Data items
::::::

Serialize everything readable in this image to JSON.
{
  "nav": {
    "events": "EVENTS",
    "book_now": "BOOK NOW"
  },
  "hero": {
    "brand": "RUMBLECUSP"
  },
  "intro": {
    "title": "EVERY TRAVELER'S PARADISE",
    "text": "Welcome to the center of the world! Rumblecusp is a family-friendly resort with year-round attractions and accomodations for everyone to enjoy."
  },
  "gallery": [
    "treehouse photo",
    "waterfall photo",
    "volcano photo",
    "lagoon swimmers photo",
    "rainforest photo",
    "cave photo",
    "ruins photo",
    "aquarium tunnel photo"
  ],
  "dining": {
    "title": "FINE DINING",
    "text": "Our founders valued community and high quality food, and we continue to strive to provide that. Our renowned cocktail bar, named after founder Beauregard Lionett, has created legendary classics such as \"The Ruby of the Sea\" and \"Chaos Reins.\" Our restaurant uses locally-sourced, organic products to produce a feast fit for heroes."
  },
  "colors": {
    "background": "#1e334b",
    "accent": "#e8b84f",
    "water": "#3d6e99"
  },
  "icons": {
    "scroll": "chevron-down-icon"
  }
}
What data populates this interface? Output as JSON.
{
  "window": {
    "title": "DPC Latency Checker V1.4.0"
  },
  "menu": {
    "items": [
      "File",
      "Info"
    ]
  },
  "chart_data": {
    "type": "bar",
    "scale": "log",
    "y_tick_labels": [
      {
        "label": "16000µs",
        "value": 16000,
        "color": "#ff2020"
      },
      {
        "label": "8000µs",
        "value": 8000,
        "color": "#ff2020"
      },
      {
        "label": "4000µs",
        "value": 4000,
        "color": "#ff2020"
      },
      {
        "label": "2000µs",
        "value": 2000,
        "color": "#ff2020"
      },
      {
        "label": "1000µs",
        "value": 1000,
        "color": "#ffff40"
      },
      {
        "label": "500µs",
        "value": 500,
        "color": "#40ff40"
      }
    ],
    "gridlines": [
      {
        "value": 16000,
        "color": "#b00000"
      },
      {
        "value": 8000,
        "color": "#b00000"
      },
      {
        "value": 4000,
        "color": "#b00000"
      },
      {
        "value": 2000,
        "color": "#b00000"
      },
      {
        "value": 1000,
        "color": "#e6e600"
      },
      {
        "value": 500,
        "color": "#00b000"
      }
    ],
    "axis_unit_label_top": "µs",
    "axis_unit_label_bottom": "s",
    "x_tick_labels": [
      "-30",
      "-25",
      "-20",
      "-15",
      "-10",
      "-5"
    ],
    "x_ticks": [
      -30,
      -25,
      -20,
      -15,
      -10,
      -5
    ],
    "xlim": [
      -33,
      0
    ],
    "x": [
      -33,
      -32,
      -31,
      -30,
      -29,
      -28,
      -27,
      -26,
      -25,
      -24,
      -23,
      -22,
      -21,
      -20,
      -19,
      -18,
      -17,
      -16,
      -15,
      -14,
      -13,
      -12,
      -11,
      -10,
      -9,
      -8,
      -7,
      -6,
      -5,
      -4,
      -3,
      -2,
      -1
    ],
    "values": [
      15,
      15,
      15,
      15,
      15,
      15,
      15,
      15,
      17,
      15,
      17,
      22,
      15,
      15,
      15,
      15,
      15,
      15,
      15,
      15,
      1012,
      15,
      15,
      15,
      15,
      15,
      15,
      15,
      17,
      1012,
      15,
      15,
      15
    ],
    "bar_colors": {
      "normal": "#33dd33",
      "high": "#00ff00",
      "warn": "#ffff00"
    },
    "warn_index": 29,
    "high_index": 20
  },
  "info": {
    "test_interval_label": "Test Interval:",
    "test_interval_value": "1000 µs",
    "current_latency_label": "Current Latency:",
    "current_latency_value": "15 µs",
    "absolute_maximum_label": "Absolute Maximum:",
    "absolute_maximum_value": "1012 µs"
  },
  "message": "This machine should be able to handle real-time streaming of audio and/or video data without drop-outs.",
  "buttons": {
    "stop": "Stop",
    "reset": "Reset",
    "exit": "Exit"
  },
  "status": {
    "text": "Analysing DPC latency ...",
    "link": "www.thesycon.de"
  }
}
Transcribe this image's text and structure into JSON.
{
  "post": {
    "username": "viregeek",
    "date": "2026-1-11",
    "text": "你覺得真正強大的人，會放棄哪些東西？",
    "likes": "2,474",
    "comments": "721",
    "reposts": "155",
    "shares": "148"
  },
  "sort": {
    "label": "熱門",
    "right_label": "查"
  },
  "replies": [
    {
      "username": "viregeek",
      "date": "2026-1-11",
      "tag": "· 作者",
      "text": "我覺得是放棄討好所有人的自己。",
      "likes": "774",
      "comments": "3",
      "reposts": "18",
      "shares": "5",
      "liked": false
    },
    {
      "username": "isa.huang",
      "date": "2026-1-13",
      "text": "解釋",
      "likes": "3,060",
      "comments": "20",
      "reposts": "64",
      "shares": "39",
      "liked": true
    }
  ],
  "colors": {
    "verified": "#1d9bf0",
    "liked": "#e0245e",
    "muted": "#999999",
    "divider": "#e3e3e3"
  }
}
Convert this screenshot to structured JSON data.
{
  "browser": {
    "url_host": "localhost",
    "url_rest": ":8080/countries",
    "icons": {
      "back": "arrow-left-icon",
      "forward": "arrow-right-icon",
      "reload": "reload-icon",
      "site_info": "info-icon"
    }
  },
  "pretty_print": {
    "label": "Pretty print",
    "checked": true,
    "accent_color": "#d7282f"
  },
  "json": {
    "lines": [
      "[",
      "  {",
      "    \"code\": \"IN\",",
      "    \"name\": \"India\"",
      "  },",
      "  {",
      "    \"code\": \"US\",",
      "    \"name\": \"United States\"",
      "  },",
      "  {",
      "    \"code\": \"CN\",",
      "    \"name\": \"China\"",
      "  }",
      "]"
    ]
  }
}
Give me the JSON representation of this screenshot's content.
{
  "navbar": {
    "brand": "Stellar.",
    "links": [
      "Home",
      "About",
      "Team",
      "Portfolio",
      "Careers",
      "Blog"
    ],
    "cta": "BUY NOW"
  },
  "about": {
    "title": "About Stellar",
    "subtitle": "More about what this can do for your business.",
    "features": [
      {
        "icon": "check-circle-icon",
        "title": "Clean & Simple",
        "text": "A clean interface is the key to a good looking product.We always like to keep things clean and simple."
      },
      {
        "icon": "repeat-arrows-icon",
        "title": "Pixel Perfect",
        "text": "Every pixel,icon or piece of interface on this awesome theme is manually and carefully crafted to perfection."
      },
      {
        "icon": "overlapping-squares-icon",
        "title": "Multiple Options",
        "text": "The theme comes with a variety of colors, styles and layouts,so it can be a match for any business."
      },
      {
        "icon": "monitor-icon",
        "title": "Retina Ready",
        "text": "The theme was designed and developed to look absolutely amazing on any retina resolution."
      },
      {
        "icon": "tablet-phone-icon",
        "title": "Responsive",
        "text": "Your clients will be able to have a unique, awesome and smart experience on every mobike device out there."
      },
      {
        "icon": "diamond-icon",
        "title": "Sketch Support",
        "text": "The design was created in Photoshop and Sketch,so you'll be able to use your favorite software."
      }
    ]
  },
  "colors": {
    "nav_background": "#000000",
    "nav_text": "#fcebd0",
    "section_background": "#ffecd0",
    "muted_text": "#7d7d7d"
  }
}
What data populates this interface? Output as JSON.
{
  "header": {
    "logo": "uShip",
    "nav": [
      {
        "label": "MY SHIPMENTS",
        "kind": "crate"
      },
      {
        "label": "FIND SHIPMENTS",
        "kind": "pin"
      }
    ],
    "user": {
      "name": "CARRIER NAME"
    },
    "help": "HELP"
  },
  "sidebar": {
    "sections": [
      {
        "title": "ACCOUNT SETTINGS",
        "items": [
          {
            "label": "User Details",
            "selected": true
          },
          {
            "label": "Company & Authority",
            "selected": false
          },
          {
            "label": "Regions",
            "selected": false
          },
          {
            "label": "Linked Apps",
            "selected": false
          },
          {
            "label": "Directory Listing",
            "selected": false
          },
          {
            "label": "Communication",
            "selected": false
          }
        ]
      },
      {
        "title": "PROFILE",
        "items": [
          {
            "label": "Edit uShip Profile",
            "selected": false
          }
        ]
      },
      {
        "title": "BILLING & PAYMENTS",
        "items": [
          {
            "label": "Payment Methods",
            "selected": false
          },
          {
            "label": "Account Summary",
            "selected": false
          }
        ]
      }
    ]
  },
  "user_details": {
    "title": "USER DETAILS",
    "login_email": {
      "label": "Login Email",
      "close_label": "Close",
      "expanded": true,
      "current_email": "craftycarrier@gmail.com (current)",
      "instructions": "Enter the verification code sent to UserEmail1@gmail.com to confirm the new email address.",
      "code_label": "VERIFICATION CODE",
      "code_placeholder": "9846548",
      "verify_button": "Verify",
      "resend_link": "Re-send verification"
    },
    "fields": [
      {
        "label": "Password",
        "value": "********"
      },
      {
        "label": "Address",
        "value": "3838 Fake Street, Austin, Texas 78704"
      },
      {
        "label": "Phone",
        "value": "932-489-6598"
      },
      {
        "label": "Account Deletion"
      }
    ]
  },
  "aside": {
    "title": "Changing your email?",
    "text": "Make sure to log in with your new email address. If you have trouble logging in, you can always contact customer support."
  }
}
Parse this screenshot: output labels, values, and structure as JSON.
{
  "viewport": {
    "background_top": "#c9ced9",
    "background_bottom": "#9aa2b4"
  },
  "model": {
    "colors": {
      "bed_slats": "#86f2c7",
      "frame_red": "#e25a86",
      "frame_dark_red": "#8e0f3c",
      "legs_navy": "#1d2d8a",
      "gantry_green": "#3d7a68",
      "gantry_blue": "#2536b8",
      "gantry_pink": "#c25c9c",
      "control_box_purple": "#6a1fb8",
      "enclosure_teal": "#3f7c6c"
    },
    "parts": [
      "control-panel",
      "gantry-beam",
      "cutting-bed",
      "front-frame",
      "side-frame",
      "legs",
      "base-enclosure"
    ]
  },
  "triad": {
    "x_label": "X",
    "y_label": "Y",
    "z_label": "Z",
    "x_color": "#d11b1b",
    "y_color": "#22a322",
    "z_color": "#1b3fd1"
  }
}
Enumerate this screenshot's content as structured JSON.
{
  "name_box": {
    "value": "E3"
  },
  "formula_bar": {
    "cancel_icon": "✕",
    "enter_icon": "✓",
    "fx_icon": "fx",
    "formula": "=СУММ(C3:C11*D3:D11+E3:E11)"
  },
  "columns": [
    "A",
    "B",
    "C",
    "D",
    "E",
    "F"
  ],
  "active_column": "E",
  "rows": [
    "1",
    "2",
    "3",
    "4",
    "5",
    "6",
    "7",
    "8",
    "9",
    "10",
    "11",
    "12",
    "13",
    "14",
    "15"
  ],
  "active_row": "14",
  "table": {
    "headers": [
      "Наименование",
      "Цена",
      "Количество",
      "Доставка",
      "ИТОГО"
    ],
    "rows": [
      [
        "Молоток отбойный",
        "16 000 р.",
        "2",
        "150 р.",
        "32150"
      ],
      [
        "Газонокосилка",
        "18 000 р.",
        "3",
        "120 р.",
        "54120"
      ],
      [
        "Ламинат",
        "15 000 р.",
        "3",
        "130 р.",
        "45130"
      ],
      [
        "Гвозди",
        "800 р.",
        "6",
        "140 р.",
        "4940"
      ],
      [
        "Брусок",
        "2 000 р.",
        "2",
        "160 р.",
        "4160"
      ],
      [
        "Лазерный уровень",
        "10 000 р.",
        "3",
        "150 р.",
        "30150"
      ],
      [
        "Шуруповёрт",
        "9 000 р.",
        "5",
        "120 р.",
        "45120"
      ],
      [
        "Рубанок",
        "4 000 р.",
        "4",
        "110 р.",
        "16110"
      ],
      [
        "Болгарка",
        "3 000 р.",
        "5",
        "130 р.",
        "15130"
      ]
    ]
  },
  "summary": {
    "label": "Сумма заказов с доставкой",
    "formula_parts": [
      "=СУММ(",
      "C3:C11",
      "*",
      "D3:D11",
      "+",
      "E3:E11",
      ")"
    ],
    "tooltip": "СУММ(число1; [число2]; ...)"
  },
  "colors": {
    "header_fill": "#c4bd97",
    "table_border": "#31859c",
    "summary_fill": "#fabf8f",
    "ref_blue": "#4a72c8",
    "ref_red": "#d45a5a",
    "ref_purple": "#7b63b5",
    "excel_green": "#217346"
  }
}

::::::

# [Prompt]
Only a number is wanted: how many lines contain "Sketch"?

# [Task output]
2